▶ Aim
In the data below, find every line that has the string "Patcher", and copy it.
── Provided records
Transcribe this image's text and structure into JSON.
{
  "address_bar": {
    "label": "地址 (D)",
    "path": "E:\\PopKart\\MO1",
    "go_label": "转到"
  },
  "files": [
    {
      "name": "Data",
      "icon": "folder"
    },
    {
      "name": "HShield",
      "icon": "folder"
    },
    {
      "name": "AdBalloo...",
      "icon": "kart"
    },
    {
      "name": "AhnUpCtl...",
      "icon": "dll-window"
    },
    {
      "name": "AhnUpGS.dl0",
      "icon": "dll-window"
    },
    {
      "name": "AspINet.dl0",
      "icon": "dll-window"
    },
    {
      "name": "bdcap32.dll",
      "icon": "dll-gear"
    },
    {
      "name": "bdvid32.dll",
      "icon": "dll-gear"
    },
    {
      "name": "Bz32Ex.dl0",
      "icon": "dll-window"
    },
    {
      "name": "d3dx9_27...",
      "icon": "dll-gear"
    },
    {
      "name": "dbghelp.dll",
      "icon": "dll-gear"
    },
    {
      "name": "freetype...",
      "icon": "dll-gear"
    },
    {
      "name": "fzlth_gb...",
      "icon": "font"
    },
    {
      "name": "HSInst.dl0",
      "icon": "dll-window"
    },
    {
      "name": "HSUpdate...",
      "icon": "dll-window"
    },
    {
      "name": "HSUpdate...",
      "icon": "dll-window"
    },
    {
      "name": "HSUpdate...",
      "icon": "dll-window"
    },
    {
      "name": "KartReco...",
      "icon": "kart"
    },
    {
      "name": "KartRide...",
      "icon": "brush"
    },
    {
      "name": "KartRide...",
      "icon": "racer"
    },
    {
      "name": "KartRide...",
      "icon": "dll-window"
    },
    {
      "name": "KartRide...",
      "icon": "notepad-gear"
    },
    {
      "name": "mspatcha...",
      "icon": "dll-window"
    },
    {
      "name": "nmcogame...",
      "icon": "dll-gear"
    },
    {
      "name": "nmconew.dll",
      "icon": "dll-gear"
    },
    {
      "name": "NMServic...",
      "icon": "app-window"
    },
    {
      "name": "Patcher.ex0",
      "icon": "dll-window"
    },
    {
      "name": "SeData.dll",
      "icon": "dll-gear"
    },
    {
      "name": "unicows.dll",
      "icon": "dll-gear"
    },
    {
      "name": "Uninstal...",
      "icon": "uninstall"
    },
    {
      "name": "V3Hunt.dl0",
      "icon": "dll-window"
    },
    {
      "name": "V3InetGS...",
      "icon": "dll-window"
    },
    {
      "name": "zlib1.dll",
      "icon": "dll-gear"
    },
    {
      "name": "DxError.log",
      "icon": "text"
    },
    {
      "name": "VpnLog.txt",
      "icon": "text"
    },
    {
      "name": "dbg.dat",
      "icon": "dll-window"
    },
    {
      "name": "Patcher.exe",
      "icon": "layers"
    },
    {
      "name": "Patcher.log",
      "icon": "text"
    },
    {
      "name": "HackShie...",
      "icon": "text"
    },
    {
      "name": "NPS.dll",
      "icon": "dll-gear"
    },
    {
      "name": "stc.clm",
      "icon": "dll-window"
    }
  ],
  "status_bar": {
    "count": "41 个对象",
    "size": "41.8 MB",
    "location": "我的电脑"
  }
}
────
▶ Solution to this task
      "name": "Patcher.ex0",
      "name": "Patcher.exe",
      "name": "Patcher.log",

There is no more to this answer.